- **TASK DESCRIPTION**: All of the data must be printed exactly; please include every line.

- **TASK DATA**:
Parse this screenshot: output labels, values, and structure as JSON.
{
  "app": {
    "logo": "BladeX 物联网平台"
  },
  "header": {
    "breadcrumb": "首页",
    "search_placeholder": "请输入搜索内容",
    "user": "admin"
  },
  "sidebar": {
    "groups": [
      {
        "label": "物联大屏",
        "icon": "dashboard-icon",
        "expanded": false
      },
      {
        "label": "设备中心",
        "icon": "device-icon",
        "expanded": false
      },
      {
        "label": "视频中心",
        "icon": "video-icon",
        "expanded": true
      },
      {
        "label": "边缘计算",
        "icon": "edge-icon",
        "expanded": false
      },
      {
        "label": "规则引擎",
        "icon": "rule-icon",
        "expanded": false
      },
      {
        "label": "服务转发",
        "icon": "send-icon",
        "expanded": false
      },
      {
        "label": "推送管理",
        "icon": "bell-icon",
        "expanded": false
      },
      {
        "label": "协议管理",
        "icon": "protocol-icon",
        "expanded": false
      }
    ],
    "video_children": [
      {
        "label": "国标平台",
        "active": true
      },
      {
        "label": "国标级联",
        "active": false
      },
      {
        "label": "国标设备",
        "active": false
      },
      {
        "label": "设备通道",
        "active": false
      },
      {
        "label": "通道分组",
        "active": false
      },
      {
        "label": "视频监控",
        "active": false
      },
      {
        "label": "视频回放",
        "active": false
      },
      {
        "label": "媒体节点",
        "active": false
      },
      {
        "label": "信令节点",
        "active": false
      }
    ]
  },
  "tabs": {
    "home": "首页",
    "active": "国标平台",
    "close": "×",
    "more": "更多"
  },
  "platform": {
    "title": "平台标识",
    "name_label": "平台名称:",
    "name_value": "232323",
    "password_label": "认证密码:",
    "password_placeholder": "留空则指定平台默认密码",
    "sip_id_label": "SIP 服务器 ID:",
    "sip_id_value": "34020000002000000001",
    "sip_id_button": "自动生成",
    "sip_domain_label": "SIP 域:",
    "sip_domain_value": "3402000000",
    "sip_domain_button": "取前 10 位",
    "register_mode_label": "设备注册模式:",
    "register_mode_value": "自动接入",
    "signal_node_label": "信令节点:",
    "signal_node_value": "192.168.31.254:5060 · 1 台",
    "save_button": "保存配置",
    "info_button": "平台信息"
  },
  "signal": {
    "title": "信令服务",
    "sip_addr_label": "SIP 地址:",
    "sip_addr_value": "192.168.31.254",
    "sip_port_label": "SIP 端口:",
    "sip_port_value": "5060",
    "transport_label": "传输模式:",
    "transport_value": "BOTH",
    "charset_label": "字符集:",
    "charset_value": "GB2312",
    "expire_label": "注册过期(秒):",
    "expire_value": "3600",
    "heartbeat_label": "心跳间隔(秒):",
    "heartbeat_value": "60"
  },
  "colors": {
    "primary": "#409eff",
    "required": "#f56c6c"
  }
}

- **EXERCISE ANSWER**:
Parse this screenshot: output labels, values, and structure as JSON.
{
  "app": {
    "logo": "BladeX 物联网平台"
  },
  "header": {
    "breadcrumb": "首页",
    "search_placeholder": "请输入搜索内容",
    "user": "admin"
  },
  "sidebar": {
    "groups": [
      {
        "label": "物联大屏",
        "icon": "dashboard-icon",
        "expanded": false
      },
      {
        "label": "设备中心",
        "icon": "device-icon",
        "expanded": false
      },
      {
        "label": "视频中心",
        "icon": "video-icon",
        "expanded": true
      },
      {
        "label": "边缘计算",
        "icon": "edge-icon",
        "expanded": false
      },
      {
        "label": "规则引擎",
        "icon": "rule-icon",
        "expanded": false
      },
      {
        "label": "服务转发",
        "icon": "send-icon",
        "expanded": false
      },
      {
        "label": "推送管理",
        "icon": "bell-icon",
        "expanded": false
      },
      {
        "label": "协议管理",
        "icon": "protocol-icon",
        "expanded": false
      }
    ],
    "video_children": [
      {
        "label": "国标平台",
        "active": true
      },
      {
        "label": "国标级联",
        "active": false
      },
      {
        "label": "国标设备",
        "active": false
      },
      {
        "label": "设备通道",
        "active": false
      },
      {
        "label": "通道分组",
        "active": false
      },
      {
        "label": "视频监控",
        "active": false
      },
      {
        "label": "视频回放",
        "active": false
      },
      {
        "label": "媒体节点",
        "active": false
      },
      {
        "label": "信令节点",
        "active": false
      }
    ]
  },
  "tabs": {
    "home": "首页",
    "active": "国标平台",
    "close": "×",
    "more": "更多"
  },
  "platform": {
    "title": "平台标识",
    "name_label": "平台名称:",
    "name_value": "232323",
    "password_label": "认证密码:",
    "password_placeholder": "留空则指定平台默认密码",
    "sip_id_label": "SIP 服务器 ID:",
    "sip_id_value": "34020000002000000001",
    "sip_id_button": "自动生成",
    "sip_domain_label": "SIP 域:",
    "sip_domain_value": "3402000000",
    "sip_domain_button": "取前 10 位",
    "register_mode_label": "设备注册模式:",
    "register_mode_value": "自动接入",
    "signal_node_label": "信令节点:",
    "signal_node_value": "192.168.31.254:5060 · 1 台",
    "save_button": "保存配置",
    "info_button": "平台信息"
  },
  "signal": {
    "title": "信令服务",
    "sip_addr_label": "SIP 地址:",
    "sip_addr_value": "192.168.31.254",
    "sip_port_label": "SIP 端口:",
    "sip_port_value": "5060",
    "transport_label": "传输模式:",
    "transport_value": "BOTH",
    "charset_label": "字符集:",
    "charset_value": "GB2312",
    "expire_label": "注册过期(秒):",
    "expire_value": "3600",
    "heartbeat_label": "心跳间隔(秒):",
    "heartbeat_value": "60"
  },
  "colors": {
    "primary": "#409eff",
    "required": "#f56c6c"
  }
}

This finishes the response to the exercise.